:: Short problem ::
Read the listing below and copy out every line that holds "this".

Extracts from a graphics dataset
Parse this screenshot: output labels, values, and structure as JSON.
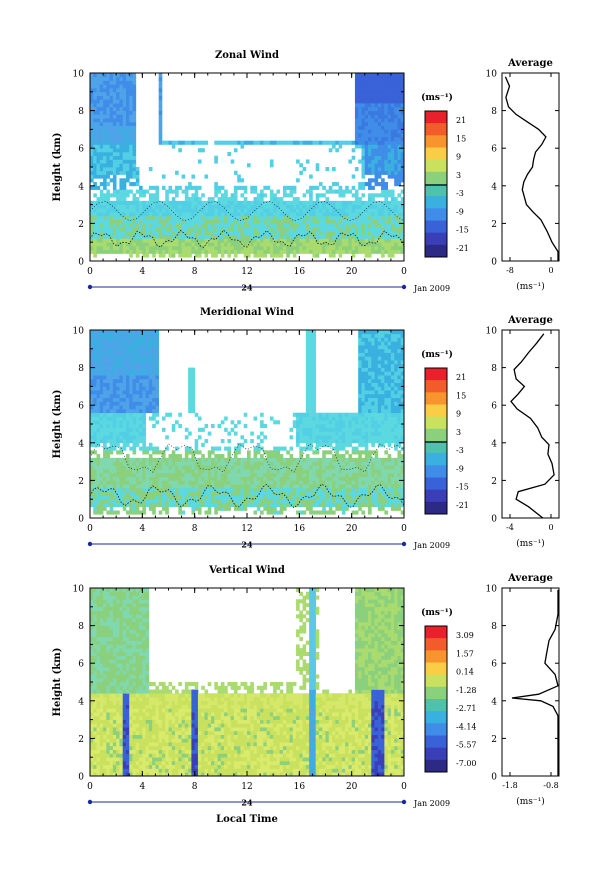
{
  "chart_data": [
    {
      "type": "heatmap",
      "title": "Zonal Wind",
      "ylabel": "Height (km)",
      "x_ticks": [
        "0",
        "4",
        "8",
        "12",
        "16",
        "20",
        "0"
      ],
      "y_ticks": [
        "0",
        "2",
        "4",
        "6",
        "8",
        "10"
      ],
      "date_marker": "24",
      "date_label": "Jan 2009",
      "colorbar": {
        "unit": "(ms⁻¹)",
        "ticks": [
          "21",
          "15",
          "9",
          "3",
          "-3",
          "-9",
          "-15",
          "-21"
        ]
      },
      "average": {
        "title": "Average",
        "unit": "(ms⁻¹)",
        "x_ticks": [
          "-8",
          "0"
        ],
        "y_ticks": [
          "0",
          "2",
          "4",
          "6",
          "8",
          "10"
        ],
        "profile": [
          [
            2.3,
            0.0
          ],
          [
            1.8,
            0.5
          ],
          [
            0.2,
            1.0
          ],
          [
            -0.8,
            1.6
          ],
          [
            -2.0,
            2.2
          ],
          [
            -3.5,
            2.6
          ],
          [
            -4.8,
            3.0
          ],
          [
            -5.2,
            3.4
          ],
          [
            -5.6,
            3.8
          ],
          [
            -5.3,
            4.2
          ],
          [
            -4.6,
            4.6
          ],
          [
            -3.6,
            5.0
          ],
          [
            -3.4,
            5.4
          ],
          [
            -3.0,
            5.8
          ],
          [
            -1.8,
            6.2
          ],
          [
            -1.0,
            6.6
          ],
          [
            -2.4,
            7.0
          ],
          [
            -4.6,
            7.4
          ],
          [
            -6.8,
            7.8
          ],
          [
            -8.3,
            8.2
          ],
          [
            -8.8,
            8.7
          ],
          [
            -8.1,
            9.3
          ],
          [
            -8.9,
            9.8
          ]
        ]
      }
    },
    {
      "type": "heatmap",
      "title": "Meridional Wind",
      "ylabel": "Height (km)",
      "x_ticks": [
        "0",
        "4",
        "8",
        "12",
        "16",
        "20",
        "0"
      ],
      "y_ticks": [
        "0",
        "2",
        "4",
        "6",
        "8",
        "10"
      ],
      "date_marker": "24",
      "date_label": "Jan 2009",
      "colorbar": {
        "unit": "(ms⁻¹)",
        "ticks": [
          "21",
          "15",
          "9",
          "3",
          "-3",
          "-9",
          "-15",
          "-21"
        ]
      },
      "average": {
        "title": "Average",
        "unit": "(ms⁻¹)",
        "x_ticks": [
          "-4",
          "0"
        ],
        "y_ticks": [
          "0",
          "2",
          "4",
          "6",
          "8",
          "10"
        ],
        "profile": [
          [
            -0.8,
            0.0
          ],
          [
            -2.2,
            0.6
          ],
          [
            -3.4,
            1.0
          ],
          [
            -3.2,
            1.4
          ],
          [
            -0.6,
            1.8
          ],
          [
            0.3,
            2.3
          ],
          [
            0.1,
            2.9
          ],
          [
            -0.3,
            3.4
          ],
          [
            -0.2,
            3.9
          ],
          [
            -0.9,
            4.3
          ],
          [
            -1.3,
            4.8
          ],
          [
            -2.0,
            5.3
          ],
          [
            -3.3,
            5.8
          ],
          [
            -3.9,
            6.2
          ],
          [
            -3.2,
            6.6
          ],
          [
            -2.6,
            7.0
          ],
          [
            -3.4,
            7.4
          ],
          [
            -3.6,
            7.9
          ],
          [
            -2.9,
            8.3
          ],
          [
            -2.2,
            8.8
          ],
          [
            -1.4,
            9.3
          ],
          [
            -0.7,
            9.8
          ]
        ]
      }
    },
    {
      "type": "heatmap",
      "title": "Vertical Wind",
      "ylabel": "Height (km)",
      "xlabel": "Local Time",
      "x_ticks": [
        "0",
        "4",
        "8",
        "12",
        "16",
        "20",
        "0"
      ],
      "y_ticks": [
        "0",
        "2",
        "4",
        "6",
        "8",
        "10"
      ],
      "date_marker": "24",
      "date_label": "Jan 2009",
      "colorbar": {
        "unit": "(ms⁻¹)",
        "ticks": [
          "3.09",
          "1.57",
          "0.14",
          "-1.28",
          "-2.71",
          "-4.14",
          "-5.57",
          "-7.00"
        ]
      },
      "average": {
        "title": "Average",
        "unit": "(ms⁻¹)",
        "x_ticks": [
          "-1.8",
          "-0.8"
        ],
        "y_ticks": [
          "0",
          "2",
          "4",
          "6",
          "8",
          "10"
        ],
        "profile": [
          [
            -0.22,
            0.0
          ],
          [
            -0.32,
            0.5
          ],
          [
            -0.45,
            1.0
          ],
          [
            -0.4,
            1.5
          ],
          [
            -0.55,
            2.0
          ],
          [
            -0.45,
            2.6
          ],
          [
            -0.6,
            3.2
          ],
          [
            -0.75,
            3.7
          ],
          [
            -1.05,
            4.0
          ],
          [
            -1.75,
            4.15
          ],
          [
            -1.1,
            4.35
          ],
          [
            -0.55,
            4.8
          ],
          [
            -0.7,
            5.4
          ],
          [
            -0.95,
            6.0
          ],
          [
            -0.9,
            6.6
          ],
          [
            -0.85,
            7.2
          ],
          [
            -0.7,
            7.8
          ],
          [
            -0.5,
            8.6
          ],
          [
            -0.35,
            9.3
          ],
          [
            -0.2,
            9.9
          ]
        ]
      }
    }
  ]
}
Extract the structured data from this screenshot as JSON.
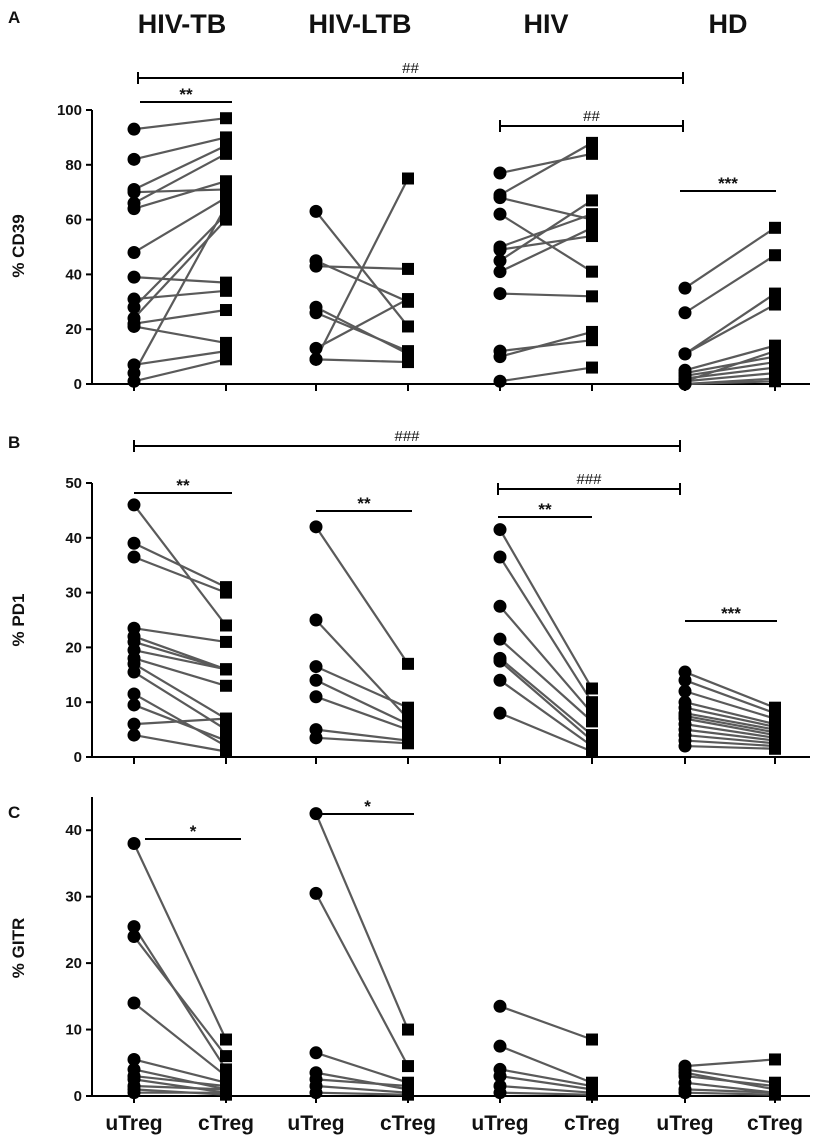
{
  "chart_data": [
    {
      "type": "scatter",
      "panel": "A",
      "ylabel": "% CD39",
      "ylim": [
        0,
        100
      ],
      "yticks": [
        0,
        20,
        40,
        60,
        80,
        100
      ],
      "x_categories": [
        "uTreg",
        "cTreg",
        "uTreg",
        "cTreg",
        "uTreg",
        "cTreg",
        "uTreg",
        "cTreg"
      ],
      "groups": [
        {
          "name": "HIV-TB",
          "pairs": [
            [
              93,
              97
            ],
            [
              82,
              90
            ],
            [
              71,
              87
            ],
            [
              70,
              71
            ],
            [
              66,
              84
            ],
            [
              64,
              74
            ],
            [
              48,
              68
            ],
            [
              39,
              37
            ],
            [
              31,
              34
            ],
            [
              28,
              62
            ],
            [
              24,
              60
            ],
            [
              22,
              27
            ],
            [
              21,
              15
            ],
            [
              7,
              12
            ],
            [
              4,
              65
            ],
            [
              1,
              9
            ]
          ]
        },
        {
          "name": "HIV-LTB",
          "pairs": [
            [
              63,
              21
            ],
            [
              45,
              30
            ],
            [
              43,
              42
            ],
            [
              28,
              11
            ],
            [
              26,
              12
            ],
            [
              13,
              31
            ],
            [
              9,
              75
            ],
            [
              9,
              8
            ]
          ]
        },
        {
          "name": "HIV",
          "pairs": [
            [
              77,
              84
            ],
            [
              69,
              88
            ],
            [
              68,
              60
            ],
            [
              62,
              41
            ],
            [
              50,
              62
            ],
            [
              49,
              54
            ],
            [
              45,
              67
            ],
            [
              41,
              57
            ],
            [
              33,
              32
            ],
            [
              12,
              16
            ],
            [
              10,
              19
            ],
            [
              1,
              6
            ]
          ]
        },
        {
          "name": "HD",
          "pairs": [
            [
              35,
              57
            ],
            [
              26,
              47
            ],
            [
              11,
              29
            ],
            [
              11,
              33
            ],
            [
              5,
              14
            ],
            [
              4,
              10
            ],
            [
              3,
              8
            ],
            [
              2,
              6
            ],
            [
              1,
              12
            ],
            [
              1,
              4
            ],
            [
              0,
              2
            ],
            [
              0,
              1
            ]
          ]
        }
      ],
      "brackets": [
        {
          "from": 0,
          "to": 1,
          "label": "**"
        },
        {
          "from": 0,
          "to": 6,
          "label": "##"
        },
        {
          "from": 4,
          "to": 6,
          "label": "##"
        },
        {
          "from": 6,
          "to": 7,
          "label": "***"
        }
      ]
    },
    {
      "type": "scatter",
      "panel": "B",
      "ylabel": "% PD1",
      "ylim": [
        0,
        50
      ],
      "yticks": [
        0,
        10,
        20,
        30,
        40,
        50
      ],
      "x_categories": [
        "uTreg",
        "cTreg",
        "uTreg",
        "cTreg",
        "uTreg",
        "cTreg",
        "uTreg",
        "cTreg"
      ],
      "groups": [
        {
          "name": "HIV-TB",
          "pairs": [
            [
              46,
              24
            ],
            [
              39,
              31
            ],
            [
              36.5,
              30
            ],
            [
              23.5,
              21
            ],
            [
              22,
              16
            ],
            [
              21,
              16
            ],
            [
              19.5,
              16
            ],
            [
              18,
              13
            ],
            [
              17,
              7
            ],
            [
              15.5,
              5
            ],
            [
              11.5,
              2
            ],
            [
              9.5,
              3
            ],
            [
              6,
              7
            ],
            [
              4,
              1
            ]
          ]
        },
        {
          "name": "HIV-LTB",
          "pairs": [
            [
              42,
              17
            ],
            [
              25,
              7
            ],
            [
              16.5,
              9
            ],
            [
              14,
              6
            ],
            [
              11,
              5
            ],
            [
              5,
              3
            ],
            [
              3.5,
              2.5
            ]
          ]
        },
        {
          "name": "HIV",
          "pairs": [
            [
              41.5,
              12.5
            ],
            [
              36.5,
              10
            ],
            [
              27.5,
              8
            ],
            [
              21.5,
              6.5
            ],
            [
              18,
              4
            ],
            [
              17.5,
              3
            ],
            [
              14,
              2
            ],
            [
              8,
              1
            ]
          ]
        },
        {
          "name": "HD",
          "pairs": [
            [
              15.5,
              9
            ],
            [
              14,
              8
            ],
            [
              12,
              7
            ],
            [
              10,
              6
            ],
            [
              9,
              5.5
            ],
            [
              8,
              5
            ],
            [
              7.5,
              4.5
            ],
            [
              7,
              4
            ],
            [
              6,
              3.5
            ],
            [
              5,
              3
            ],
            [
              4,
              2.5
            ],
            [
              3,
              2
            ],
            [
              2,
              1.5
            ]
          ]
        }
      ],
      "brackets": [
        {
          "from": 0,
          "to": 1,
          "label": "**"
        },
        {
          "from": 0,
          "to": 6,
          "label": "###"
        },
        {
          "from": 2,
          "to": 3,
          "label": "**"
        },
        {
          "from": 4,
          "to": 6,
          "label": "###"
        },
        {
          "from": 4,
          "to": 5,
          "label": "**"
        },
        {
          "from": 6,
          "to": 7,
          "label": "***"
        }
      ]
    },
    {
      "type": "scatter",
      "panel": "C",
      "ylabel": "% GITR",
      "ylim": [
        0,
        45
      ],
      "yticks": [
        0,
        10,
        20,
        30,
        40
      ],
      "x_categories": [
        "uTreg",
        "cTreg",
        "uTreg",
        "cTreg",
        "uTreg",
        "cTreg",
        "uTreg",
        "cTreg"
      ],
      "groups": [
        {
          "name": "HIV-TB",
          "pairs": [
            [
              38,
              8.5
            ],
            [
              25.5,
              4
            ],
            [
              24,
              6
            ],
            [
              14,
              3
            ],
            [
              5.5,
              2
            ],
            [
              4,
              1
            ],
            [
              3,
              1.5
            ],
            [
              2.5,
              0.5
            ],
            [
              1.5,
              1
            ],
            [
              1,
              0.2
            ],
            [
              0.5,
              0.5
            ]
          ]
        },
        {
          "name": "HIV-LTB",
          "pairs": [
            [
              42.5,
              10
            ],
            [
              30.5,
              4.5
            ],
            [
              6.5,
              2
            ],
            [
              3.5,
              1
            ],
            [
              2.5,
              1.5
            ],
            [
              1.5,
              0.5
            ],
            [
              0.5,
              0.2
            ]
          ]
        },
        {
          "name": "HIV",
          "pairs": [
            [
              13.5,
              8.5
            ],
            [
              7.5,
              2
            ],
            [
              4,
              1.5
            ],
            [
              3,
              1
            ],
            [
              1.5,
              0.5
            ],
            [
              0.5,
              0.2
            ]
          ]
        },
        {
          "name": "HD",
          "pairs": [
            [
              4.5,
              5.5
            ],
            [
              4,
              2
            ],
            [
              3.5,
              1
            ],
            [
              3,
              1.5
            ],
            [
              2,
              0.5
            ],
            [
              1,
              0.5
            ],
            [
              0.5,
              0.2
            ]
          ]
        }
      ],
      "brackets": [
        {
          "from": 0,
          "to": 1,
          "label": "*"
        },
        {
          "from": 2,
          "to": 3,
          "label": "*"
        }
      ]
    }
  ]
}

:: Reply ::
Parse this screenshot: output labels, values, and structure as JSON.
Extract the structured data from this screenshot as JSON.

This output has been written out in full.